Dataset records
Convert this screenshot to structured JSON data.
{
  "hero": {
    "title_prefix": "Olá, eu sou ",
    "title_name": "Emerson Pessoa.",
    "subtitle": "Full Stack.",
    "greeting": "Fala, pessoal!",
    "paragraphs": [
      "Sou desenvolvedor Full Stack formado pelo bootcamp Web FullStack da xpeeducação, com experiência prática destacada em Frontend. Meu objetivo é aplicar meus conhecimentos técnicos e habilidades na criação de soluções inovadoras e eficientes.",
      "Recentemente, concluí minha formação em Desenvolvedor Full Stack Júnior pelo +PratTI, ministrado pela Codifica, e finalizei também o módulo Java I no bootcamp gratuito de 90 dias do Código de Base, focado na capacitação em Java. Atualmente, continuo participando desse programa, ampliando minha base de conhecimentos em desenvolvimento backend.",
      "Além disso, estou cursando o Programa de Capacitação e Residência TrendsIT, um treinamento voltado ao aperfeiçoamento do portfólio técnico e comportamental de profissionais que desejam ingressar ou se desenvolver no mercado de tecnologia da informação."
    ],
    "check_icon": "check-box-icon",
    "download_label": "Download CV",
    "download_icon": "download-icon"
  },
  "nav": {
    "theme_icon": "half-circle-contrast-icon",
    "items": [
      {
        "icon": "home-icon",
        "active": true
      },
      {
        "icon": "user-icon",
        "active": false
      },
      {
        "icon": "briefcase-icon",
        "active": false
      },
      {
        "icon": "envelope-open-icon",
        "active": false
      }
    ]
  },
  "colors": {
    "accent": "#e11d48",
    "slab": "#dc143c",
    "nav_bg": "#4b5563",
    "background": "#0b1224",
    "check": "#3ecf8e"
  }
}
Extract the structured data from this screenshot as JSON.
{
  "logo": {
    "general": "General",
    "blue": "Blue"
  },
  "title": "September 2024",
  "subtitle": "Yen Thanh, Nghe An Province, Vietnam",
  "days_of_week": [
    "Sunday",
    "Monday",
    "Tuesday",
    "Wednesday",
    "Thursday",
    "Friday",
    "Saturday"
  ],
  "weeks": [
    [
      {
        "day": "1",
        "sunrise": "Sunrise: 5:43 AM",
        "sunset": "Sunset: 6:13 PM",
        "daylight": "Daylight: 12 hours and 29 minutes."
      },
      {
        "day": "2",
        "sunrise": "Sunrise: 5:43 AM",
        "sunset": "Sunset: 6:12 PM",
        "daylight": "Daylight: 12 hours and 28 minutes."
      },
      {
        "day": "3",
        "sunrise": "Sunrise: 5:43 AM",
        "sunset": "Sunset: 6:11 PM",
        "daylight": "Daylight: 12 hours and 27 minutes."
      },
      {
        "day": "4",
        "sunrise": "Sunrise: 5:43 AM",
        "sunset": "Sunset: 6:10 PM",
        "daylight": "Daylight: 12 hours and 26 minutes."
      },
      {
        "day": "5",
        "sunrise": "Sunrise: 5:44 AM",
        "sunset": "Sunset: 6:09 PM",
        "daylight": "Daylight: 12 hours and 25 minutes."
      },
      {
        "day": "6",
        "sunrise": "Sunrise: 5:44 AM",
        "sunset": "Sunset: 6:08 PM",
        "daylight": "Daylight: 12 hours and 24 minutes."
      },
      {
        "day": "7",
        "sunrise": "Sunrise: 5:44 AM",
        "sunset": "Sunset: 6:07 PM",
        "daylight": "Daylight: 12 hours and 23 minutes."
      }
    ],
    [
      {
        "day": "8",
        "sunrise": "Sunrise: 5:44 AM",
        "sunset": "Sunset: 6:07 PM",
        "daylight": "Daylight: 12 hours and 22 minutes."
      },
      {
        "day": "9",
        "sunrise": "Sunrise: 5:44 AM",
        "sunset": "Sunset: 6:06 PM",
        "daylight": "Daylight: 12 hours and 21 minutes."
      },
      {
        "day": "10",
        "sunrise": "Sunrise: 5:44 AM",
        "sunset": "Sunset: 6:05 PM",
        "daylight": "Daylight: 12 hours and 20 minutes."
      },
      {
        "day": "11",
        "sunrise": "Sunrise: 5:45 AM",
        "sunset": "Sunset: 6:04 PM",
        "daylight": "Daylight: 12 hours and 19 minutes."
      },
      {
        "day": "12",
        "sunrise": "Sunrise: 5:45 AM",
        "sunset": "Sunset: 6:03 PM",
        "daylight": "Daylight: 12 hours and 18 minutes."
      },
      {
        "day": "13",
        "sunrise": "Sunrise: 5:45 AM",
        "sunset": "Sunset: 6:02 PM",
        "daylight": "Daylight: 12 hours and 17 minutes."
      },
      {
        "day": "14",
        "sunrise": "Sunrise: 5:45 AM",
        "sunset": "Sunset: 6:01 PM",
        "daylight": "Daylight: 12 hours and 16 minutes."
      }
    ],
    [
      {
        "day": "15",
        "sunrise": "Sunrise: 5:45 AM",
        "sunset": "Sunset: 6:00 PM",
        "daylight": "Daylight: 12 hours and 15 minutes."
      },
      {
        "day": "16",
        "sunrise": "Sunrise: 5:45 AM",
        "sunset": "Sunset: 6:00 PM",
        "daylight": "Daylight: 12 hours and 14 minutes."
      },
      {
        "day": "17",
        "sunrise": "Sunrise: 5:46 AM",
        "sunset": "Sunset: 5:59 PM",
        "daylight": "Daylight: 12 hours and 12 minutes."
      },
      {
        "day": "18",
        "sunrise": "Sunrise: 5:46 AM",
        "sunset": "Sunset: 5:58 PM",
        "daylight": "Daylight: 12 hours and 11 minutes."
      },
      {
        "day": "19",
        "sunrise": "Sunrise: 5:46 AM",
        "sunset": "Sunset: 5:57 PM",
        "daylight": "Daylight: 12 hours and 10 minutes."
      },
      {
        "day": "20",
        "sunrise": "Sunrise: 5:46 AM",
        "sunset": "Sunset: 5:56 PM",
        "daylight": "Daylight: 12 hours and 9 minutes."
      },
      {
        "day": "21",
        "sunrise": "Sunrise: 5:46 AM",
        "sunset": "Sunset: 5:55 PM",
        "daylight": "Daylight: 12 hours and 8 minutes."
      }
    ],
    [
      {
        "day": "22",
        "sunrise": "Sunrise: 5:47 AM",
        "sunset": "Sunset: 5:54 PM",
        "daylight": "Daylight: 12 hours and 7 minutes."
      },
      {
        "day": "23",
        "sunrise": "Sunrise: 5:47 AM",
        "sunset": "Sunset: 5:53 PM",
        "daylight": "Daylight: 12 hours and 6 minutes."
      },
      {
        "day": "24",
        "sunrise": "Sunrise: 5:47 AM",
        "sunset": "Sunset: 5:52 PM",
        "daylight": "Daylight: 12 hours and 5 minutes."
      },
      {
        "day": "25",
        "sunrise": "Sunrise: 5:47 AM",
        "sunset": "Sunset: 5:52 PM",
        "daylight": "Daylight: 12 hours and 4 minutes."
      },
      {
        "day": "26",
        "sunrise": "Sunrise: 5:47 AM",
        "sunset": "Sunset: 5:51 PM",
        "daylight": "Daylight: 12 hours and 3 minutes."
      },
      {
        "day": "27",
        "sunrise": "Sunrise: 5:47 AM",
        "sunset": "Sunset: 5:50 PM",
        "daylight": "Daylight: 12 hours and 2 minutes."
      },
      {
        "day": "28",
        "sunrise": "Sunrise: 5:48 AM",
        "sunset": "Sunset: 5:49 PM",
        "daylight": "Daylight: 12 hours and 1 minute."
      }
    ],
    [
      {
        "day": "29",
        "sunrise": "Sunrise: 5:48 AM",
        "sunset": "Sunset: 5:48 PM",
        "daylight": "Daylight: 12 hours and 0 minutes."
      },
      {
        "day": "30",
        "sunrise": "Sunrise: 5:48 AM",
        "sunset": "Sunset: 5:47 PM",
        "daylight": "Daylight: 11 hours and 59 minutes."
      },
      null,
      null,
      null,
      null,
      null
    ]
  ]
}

## WORK TO DO
Pull out all lines from the listing that contain the string "conhecimentos".

## SOLUTION FOR THIS EXERCISE
      "Sou desenvolvedor Full Stack formado pelo bootcamp Web FullStack da xpeeducação, com experiência prática destacada em Frontend. Meu objetivo é aplicar meus conhecimentos técnicos e habilidades na criação de soluções inovadoras e eficientes.",
      "Recentemente, concluí minha formação em Desenvolvedor Full Stack Júnior pelo +PratTI, ministrado pela Codifica, e finalizei também o módulo Java I no bootcamp gratuito de 90 dias do Código de Base, focado na capacitação em Java. Atualmente, continuo participando desse programa, ampliando minha base de conhecimentos em desenvolvimento backend.",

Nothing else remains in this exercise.